[Dataset rows]
----------------------------------------
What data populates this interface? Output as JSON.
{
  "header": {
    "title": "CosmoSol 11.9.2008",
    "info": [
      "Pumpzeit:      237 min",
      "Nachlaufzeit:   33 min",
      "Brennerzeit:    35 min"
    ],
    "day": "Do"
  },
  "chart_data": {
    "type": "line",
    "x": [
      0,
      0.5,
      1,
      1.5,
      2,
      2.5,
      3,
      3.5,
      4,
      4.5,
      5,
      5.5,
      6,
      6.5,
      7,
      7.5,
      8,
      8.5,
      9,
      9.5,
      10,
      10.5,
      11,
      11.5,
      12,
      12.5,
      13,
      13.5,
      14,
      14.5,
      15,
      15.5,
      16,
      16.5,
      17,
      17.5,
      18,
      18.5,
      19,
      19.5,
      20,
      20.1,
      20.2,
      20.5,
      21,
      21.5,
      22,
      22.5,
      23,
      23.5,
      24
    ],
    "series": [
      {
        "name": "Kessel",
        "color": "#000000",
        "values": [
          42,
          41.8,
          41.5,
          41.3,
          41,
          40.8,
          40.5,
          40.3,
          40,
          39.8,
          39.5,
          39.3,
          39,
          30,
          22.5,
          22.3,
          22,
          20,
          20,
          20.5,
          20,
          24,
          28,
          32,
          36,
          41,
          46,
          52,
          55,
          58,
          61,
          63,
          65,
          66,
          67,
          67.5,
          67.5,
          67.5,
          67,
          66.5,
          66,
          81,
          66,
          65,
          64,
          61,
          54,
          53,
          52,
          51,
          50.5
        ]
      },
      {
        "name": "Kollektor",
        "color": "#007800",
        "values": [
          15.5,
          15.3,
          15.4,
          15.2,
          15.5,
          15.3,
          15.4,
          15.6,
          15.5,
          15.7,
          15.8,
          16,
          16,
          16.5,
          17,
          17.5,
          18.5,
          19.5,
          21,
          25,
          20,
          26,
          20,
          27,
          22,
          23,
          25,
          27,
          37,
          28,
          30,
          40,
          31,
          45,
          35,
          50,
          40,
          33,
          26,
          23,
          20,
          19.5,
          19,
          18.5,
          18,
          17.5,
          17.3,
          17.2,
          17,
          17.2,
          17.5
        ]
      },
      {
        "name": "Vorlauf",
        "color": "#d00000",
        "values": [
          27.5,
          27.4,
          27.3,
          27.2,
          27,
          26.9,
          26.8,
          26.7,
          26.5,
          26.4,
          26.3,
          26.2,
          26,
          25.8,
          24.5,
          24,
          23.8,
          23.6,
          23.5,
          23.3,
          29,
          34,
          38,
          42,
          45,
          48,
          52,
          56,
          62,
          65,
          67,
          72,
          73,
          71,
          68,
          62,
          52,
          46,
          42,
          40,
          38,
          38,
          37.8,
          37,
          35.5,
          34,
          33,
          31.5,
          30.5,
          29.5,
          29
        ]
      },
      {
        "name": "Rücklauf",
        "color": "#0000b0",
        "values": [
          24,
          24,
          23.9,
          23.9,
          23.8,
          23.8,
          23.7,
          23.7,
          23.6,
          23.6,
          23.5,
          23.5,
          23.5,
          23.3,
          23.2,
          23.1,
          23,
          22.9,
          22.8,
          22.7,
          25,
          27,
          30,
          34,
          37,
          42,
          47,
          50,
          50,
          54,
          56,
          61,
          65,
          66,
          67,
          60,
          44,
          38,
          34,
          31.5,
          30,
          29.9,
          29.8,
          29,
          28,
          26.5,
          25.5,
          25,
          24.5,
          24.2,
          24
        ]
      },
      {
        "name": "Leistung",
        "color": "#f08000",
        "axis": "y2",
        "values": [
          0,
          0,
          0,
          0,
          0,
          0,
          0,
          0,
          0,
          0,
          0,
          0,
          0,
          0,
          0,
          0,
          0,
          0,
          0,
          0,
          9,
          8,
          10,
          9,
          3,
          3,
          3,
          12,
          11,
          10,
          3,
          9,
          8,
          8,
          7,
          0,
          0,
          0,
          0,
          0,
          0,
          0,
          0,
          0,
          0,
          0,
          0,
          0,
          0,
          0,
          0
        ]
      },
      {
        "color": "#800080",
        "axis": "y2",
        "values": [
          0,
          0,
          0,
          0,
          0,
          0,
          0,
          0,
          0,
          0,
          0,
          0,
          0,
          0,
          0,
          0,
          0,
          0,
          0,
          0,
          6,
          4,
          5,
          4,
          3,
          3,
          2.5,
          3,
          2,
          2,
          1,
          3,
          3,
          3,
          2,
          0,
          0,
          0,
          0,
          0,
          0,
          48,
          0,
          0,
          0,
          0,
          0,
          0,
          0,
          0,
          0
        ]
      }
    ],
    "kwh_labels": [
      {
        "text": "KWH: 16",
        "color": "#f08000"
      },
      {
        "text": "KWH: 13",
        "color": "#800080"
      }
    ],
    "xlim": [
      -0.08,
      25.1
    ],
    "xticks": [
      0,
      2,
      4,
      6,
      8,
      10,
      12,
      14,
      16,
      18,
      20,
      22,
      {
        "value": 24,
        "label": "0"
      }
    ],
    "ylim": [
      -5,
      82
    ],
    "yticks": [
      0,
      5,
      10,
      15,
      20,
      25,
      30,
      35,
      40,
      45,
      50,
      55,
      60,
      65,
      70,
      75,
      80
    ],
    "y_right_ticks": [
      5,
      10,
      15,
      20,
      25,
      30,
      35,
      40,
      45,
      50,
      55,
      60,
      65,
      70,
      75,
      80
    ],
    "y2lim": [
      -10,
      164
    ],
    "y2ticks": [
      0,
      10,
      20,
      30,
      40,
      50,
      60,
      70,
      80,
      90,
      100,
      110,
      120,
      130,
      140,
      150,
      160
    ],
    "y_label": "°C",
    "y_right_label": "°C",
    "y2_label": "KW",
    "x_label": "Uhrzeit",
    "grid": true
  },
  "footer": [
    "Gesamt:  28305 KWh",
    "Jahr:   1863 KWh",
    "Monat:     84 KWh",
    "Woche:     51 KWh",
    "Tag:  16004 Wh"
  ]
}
----------------------------------------
Write down the number of lines where the word "name" appears, and nothing further.

- _The response_: 5